Dataset records
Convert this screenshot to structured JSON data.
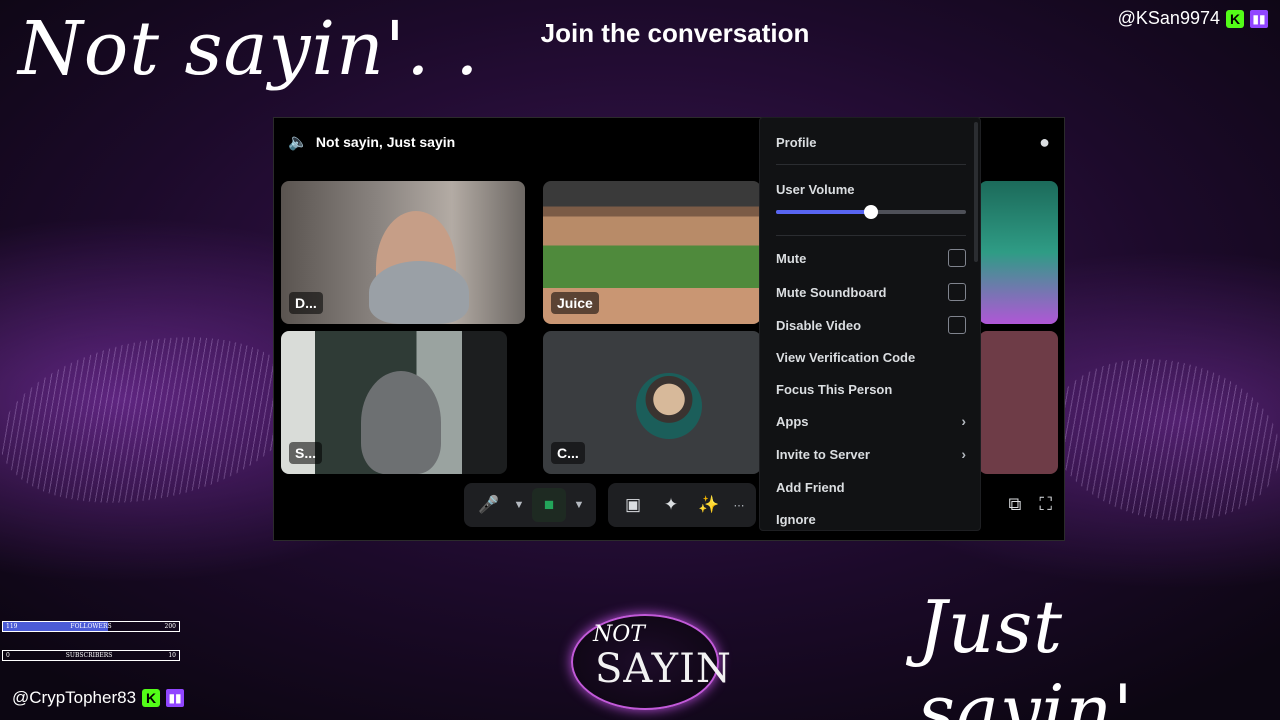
{
  "overlay": {
    "script_top": "Not sayin'. .",
    "script_bottom": "Just sayin'. .",
    "headline": "Join the conversation",
    "top_handle": "@KSan9974",
    "bottom_handle": "@CrypTopher83",
    "logo_line1": "NOT",
    "logo_line2": "SAYIN",
    "followers": {
      "label": "FOLLOWERS",
      "current": "119",
      "goal": "200",
      "fraction": 0.595
    },
    "subscribers": {
      "label": "SUBSCRIBERS",
      "current": "0",
      "goal": "10",
      "fraction": 0.0
    }
  },
  "call": {
    "channel_title": "Not sayin, Just sayin",
    "participants": [
      {
        "name": "D..."
      },
      {
        "name": "Juice"
      },
      {
        "name": "S..."
      },
      {
        "name": "C..."
      }
    ]
  },
  "context_menu": {
    "profile": "Profile",
    "user_volume": "User Volume",
    "volume_level": 0.5,
    "mute": "Mute",
    "mute_soundboard": "Mute Soundboard",
    "disable_video": "Disable Video",
    "view_verification_code": "View Verification Code",
    "focus_this_person": "Focus This Person",
    "apps": "Apps",
    "invite_to_server": "Invite to Server",
    "add_friend": "Add Friend",
    "ignore": "Ignore"
  },
  "colors": {
    "accent": "#5865f2",
    "video_on": "#23a55a",
    "kick_green": "#53fc18",
    "twitch_purple": "#9146ff"
  }
}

**TASK STATEMENT**
Collect the complete line wherever the string "Mute" appears in the records.

**THE SOLUTION**
    "mute": "Mute",
    "mute_soundboard": "Mute Soundboard",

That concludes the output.